* [CHALLENGE] Copy out all the entries exactly.

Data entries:
★ ★ ★ ★ ★ ★ ★
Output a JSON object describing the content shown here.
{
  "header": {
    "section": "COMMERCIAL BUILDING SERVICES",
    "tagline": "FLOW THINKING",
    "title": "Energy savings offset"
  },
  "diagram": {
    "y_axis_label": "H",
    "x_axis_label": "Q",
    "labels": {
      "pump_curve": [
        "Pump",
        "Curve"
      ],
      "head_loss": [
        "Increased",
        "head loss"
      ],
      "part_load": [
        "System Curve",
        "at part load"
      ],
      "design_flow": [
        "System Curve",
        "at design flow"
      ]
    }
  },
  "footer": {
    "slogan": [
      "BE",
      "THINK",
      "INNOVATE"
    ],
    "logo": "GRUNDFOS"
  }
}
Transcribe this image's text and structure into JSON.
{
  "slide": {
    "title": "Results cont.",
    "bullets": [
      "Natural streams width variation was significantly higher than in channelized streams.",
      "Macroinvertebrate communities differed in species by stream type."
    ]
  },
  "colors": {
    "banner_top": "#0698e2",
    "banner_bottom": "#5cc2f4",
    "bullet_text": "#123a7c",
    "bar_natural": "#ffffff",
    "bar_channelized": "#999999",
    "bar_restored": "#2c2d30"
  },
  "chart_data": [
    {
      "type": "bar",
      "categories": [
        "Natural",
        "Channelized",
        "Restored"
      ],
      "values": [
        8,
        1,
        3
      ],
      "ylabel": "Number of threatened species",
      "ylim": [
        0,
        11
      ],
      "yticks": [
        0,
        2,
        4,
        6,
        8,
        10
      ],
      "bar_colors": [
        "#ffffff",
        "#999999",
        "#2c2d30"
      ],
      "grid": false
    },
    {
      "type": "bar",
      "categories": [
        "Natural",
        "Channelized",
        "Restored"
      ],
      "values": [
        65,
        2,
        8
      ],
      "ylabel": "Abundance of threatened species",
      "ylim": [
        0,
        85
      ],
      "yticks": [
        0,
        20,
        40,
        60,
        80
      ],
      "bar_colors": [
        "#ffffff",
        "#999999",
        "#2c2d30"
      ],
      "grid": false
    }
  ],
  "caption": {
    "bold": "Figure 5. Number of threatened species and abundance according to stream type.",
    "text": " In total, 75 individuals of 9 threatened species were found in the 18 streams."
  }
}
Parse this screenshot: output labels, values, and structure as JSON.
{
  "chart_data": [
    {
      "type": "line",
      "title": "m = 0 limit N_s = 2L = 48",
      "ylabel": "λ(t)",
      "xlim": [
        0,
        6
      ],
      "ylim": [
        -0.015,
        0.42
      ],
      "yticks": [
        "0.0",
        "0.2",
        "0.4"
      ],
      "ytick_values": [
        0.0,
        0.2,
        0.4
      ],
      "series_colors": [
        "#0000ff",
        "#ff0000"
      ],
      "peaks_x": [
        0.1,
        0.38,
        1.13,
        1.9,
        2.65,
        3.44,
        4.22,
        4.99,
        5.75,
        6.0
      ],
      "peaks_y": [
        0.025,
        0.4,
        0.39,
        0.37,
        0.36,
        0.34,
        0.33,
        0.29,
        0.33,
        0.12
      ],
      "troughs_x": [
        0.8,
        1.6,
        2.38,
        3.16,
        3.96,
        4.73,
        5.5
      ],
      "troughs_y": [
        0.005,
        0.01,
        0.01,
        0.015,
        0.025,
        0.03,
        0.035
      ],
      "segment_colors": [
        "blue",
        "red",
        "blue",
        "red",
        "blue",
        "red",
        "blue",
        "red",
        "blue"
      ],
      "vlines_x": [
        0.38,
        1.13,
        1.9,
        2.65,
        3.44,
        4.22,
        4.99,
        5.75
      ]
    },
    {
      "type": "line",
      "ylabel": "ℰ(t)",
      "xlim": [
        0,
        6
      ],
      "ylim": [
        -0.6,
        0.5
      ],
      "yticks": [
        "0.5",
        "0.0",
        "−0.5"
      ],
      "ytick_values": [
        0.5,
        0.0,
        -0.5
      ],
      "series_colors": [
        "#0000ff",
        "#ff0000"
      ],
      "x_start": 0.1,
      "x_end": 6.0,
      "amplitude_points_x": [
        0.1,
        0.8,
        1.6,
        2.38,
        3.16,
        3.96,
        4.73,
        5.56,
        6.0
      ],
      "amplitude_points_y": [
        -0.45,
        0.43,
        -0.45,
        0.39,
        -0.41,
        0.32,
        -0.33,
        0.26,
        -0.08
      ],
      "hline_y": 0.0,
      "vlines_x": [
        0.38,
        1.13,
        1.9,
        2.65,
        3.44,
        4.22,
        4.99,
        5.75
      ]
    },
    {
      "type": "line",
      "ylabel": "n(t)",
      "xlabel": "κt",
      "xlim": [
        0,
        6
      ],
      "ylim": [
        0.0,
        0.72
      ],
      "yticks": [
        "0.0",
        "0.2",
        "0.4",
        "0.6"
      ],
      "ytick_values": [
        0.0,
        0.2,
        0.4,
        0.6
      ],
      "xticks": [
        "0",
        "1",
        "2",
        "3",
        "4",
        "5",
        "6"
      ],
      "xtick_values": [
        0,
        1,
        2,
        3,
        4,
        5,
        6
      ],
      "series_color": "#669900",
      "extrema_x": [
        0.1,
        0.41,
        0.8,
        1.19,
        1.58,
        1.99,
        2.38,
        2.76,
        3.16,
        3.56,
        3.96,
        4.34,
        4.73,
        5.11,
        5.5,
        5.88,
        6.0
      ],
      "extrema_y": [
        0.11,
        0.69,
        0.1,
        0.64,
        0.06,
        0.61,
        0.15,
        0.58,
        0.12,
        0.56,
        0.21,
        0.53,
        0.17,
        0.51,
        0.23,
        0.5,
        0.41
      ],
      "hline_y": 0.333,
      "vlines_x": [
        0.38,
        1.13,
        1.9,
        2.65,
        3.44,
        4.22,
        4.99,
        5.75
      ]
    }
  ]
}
★ ★ ★ ★ ★ ★ ★
* [PROBLEM SOLUTION]
Output a JSON object describing the content shown here.
{
  "header": {
    "section": "COMMERCIAL BUILDING SERVICES",
    "tagline": "FLOW THINKING",
    "title": "Energy savings offset"
  },
  "diagram": {
    "y_axis_label": "H",
    "x_axis_label": "Q",
    "labels": {
      "pump_curve": [
        "Pump",
        "Curve"
      ],
      "head_loss": [
        "Increased",
        "head loss"
      ],
      "part_load": [
        "System Curve",
        "at part load"
      ],
      "design_flow": [
        "System Curve",
        "at design flow"
      ]
    }
  },
  "footer": {
    "slogan": [
      "BE",
      "THINK",
      "INNOVATE"
    ],
    "logo": "GRUNDFOS"
  }
}
Transcribe this image's text and structure into JSON.
{
  "slide": {
    "title": "Results cont.",
    "bullets": [
      "Natural streams width variation was significantly higher than in channelized streams.",
      "Macroinvertebrate communities differed in species by stream type."
    ]
  },
  "colors": {
    "banner_top": "#0698e2",
    "banner_bottom": "#5cc2f4",
    "bullet_text": "#123a7c",
    "bar_natural": "#ffffff",
    "bar_channelized": "#999999",
    "bar_restored": "#2c2d30"
  },
  "chart_data": [
    {
      "type": "bar",
      "categories": [
        "Natural",
        "Channelized",
        "Restored"
      ],
      "values": [
        8,
        1,
        3
      ],
      "ylabel": "Number of threatened species",
      "ylim": [
        0,
        11
      ],
      "yticks": [
        0,
        2,
        4,
        6,
        8,
        10
      ],
      "bar_colors": [
        "#ffffff",
        "#999999",
        "#2c2d30"
      ],
      "grid": false
    },
    {
      "type": "bar",
      "categories": [
        "Natural",
        "Channelized",
        "Restored"
      ],
      "values": [
        65,
        2,
        8
      ],
      "ylabel": "Abundance of threatened species",
      "ylim": [
        0,
        85
      ],
      "yticks": [
        0,
        20,
        40,
        60,
        80
      ],
      "bar_colors": [
        "#ffffff",
        "#999999",
        "#2c2d30"
      ],
      "grid": false
    }
  ],
  "caption": {
    "bold": "Figure 5. Number of threatened species and abundance according to stream type.",
    "text": " In total, 75 individuals of 9 threatened species were found in the 18 streams."
  }
}
Parse this screenshot: output labels, values, and structure as JSON.
{
  "chart_data": [
    {
      "type": "line",
      "title": "m = 0 limit N_s = 2L = 48",
      "ylabel": "λ(t)",
      "xlim": [
        0,
        6
      ],
      "ylim": [
        -0.015,
        0.42
      ],
      "yticks": [
        "0.0",
        "0.2",
        "0.4"
      ],
      "ytick_values": [
        0.0,
        0.2,
        0.4
      ],
      "series_colors": [
        "#0000ff",
        "#ff0000"
      ],
      "peaks_x": [
        0.1,
        0.38,
        1.13,
        1.9,
        2.65,
        3.44,
        4.22,
        4.99,
        5.75,
        6.0
      ],
      "peaks_y": [
        0.025,
        0.4,
        0.39,
        0.37,
        0.36,
        0.34,
        0.33,
        0.29,
        0.33,
        0.12
      ],
      "troughs_x": [
        0.8,
        1.6,
        2.38,
        3.16,
        3.96,
        4.73,
        5.5
      ],
      "troughs_y": [
        0.005,
        0.01,
        0.01,
        0.015,
        0.025,
        0.03,
        0.035
      ],
      "segment_colors": [
        "blue",
        "red",
        "blue",
        "red",
        "blue",
        "red",
        "blue",
        "red",
        "blue"
      ],
      "vlines_x": [
        0.38,
        1.13,
        1.9,
        2.65,
        3.44,
        4.22,
        4.99,
        5.75
      ]
    },
    {
      "type": "line",
      "ylabel": "ℰ(t)",
      "xlim": [
        0,
        6
      ],
      "ylim": [
        -0.6,
        0.5
      ],
      "yticks": [
        "0.5",
        "0.0",
        "−0.5"
      ],
      "ytick_values": [
        0.5,
        0.0,
        -0.5
      ],
      "series_colors": [
        "#0000ff",
        "#ff0000"
      ],
      "x_start": 0.1,
      "x_end": 6.0,
      "amplitude_points_x": [
        0.1,
        0.8,
        1.6,
        2.38,
        3.16,
        3.96,
        4.73,
        5.56,
        6.0
      ],
      "amplitude_points_y": [
        -0.45,
        0.43,
        -0.45,
        0.39,
        -0.41,
        0.32,
        -0.33,
        0.26,
        -0.08
      ],
      "hline_y": 0.0,
      "vlines_x": [
        0.38,
        1.13,
        1.9,
        2.65,
        3.44,
        4.22,
        4.99,
        5.75
      ]
    },
    {
      "type": "line",
      "ylabel": "n(t)",
      "xlabel": "κt",
      "xlim": [
        0,
        6
      ],
      "ylim": [
        0.0,
        0.72
      ],
      "yticks": [
        "0.0",
        "0.2",
        "0.4",
        "0.6"
      ],
      "ytick_values": [
        0.0,
        0.2,
        0.4,
        0.6
      ],
      "xticks": [
        "0",
        "1",
        "2",
        "3",
        "4",
        "5",
        "6"
      ],
      "xtick_values": [
        0,
        1,
        2,
        3,
        4,
        5,
        6
      ],
      "series_color": "#669900",
      "extrema_x": [
        0.1,
        0.41,
        0.8,
        1.19,
        1.58,
        1.99,
        2.38,
        2.76,
        3.16,
        3.56,
        3.96,
        4.34,
        4.73,
        5.11,
        5.5,
        5.88,
        6.0
      ],
      "extrema_y": [
        0.11,
        0.69,
        0.1,
        0.64,
        0.06,
        0.61,
        0.15,
        0.58,
        0.12,
        0.56,
        0.21,
        0.53,
        0.17,
        0.51,
        0.23,
        0.5,
        0.41
      ],
      "hline_y": 0.333,
      "vlines_x": [
        0.38,
        1.13,
        1.9,
        2.65,
        3.44,
        4.22,
        4.99,
        5.75
      ]
    }
  ]
}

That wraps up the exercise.